◆ **What you should do**
Show each line that has the string "category" in it.

◆ **Given records**
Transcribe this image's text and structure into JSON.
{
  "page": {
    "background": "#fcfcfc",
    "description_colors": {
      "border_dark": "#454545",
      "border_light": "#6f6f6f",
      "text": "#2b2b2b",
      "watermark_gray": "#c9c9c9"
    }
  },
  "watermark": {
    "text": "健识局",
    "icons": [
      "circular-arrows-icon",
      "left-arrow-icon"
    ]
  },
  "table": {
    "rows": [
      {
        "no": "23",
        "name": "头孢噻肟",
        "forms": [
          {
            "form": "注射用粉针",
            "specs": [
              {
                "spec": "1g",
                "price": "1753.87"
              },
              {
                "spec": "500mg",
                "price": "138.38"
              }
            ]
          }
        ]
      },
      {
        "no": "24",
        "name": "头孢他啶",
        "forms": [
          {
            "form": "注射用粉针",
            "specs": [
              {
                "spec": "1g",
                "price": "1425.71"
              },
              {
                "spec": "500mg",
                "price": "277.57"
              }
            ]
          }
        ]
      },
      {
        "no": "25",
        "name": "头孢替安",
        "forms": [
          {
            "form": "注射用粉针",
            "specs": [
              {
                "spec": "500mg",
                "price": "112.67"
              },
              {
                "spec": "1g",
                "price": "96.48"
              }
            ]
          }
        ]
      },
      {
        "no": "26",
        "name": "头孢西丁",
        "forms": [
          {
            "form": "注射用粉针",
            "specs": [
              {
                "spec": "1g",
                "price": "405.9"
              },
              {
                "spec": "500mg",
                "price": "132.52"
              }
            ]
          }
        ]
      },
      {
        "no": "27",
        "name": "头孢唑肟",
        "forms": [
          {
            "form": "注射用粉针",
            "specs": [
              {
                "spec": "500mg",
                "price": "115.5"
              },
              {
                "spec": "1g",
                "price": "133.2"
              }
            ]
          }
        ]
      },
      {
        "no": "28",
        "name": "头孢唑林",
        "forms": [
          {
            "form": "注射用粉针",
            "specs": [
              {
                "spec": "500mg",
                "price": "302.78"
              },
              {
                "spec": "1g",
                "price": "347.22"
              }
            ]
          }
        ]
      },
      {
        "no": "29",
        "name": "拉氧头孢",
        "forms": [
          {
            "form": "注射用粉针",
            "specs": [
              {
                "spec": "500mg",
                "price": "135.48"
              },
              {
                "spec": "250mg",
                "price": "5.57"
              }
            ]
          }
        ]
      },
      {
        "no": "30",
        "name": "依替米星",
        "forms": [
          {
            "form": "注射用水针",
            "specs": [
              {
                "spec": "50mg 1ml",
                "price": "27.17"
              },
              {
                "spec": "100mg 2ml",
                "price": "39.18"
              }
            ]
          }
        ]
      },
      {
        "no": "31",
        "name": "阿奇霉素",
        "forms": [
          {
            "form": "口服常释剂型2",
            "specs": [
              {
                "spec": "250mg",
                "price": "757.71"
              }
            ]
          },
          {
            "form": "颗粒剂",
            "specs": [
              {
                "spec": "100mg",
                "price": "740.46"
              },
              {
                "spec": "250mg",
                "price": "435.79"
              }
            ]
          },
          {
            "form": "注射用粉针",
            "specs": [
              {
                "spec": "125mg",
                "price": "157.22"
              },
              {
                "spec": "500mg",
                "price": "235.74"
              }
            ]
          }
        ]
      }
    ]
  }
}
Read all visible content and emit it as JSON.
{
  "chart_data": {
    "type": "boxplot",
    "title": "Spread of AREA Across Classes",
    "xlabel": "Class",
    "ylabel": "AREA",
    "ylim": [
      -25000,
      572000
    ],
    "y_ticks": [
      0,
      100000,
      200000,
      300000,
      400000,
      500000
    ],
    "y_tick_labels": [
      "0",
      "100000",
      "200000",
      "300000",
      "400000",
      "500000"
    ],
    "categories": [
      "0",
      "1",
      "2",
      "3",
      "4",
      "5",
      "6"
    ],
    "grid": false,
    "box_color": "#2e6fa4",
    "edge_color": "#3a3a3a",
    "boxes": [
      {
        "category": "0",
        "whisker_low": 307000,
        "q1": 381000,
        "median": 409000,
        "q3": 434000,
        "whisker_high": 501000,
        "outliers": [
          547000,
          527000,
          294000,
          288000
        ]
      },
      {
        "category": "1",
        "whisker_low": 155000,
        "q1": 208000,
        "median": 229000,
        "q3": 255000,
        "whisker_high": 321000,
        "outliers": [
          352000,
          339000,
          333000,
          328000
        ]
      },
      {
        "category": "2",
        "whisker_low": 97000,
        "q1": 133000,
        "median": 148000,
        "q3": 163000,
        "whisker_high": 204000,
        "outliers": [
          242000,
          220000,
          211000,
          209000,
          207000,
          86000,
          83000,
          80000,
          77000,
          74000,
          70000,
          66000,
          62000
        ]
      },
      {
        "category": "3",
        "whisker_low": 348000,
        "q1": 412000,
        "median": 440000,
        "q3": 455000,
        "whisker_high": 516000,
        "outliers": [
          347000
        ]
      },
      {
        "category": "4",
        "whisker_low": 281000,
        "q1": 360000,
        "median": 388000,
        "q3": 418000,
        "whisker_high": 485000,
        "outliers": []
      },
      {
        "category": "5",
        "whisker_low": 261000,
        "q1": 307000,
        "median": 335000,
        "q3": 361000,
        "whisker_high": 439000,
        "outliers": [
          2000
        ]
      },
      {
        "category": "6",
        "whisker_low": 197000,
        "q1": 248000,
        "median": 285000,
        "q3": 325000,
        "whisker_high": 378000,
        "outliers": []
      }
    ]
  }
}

◆ **Solution to this exercise**
        "category": "0",
        "category": "1",
        "category": "2",
        "category": "3",
        "category": "4",
        "category": "5",
        "category": "6",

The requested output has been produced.